• _DATA TO USE_
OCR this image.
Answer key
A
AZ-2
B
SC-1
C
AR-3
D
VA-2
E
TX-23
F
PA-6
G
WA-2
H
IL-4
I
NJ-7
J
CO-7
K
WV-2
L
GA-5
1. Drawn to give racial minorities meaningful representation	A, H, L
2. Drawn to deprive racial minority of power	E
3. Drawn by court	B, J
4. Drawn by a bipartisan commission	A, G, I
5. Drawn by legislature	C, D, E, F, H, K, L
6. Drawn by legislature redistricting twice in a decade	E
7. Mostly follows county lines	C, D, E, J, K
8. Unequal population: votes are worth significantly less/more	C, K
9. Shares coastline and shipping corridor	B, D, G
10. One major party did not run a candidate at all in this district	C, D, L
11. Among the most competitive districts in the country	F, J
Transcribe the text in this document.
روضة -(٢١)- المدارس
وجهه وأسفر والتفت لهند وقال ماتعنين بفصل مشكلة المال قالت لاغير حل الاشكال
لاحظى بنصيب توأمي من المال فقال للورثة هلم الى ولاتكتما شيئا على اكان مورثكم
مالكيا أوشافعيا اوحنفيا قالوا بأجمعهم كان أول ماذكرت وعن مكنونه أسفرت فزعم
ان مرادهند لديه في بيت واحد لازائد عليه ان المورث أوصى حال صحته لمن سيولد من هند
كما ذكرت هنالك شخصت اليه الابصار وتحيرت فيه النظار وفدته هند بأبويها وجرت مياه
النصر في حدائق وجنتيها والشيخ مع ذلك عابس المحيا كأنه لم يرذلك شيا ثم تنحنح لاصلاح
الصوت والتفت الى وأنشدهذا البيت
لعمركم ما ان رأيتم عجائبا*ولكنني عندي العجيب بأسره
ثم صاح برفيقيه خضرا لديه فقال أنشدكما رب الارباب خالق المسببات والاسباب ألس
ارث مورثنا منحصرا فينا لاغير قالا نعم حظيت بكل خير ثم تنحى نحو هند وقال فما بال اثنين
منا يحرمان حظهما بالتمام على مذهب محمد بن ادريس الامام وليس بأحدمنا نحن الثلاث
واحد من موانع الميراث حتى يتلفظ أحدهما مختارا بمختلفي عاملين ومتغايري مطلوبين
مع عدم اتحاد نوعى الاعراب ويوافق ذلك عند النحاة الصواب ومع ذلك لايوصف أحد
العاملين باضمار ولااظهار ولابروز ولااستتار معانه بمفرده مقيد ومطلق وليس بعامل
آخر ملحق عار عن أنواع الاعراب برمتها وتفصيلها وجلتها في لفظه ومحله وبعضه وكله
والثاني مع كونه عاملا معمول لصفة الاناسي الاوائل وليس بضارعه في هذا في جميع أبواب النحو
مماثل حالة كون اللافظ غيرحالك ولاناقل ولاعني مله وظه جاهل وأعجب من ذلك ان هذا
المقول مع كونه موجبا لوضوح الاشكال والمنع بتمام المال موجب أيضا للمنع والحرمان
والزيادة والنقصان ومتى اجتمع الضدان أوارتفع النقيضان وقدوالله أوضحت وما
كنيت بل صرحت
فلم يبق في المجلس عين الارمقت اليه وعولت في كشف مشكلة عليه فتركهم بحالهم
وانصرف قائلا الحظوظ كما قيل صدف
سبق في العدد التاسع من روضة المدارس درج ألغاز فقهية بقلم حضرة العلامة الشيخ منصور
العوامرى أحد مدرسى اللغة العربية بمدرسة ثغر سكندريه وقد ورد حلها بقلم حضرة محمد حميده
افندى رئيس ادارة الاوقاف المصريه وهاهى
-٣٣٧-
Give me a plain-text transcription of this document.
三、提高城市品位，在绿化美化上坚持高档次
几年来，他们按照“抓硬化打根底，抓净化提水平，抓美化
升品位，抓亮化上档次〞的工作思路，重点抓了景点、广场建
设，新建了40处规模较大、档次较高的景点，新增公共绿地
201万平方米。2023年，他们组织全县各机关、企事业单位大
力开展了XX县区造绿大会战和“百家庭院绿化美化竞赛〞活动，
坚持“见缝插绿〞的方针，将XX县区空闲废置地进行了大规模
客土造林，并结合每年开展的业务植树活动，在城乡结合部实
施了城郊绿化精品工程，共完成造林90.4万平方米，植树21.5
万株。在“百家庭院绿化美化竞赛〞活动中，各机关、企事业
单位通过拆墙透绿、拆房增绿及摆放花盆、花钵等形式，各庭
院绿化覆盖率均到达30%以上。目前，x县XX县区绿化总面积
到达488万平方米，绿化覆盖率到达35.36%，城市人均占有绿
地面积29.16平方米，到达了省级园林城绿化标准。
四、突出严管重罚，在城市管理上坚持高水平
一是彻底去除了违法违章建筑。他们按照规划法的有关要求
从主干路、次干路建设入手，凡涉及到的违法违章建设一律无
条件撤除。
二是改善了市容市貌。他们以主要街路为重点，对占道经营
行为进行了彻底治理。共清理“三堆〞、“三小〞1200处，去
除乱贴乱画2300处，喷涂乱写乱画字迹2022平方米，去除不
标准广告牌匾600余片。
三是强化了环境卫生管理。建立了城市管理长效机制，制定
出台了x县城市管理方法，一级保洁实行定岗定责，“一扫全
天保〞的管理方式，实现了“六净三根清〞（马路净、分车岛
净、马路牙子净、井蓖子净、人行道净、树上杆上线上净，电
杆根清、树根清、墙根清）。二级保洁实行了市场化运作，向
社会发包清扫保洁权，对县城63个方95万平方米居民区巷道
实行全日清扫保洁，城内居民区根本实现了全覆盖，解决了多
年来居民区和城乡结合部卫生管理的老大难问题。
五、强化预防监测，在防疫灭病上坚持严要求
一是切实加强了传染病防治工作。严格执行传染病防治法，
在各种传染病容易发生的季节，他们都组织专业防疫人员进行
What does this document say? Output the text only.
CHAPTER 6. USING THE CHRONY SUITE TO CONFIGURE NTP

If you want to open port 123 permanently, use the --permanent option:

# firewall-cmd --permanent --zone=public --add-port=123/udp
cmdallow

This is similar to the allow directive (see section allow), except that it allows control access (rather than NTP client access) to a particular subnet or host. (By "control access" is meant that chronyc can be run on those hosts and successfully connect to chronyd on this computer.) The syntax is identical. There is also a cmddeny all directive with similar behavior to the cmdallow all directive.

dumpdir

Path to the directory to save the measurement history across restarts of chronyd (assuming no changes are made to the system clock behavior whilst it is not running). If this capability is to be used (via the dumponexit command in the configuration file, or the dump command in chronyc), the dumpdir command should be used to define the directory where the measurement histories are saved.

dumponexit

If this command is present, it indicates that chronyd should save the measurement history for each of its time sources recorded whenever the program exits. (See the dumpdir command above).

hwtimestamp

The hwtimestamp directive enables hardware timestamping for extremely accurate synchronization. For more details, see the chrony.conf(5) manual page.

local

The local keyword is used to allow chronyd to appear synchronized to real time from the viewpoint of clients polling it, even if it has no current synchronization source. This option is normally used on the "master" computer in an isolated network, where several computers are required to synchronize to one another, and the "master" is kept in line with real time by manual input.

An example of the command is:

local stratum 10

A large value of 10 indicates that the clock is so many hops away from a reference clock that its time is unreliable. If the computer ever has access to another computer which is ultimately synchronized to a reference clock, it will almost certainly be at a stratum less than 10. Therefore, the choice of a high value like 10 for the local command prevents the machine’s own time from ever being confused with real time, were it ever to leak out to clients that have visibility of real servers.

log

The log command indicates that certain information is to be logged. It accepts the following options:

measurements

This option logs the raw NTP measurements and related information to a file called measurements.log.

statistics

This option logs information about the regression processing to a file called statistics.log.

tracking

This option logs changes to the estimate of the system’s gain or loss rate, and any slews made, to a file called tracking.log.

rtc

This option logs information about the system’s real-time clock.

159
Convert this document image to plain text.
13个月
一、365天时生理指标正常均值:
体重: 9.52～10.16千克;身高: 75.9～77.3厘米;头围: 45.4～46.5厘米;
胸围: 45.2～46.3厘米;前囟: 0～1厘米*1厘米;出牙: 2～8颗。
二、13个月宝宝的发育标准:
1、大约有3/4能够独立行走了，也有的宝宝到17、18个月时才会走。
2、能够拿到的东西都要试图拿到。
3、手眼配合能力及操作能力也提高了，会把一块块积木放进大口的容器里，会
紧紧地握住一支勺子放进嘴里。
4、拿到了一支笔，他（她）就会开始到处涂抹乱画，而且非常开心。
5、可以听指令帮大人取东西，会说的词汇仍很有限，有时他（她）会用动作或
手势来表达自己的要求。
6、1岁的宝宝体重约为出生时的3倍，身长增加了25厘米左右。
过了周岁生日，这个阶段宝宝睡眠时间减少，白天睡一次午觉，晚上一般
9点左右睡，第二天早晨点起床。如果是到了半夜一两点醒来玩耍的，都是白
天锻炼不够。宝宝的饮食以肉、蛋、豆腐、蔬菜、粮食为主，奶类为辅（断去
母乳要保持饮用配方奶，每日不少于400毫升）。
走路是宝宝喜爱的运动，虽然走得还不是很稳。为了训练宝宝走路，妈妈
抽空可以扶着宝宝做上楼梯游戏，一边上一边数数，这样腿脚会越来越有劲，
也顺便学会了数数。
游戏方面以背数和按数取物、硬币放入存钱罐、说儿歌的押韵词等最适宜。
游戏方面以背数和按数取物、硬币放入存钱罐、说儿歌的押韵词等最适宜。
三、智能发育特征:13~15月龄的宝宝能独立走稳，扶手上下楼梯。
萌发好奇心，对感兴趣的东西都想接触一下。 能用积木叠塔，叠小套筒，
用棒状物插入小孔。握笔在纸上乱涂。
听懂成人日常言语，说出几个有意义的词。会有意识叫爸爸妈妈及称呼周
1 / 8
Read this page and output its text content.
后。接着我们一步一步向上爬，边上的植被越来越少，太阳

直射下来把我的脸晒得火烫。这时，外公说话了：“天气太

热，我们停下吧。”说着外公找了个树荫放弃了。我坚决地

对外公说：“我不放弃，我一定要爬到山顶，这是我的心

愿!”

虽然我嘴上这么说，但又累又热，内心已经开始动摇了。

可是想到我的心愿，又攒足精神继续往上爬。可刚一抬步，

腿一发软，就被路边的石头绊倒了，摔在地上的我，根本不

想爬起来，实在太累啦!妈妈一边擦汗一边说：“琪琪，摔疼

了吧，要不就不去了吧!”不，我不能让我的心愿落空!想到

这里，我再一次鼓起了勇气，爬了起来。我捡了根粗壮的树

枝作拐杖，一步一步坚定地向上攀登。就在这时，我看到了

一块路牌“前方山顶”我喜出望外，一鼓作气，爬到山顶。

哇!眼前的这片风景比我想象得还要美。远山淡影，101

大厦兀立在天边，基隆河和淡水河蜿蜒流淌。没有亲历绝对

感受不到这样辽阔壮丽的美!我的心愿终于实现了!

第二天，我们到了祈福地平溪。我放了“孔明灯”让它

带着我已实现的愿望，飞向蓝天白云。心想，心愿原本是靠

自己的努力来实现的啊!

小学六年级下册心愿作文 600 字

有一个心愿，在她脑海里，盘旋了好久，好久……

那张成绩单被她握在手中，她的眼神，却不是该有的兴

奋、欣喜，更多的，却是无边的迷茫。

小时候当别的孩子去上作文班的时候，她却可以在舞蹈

• _PROBLEM TO WORK ON_
Identify each line containing the string "اليه" and copy it out.

• _CORRECT OUTPUT_
كما ذكرت هنالك شخصت اليه الابصار وتحيرت فيه النظار وفدته هند بأبويها وجرت مياه
فلم يبق في المجلس عين الارمقت اليه وعولت في كشف مشكلة عليه فتركهم بحالهم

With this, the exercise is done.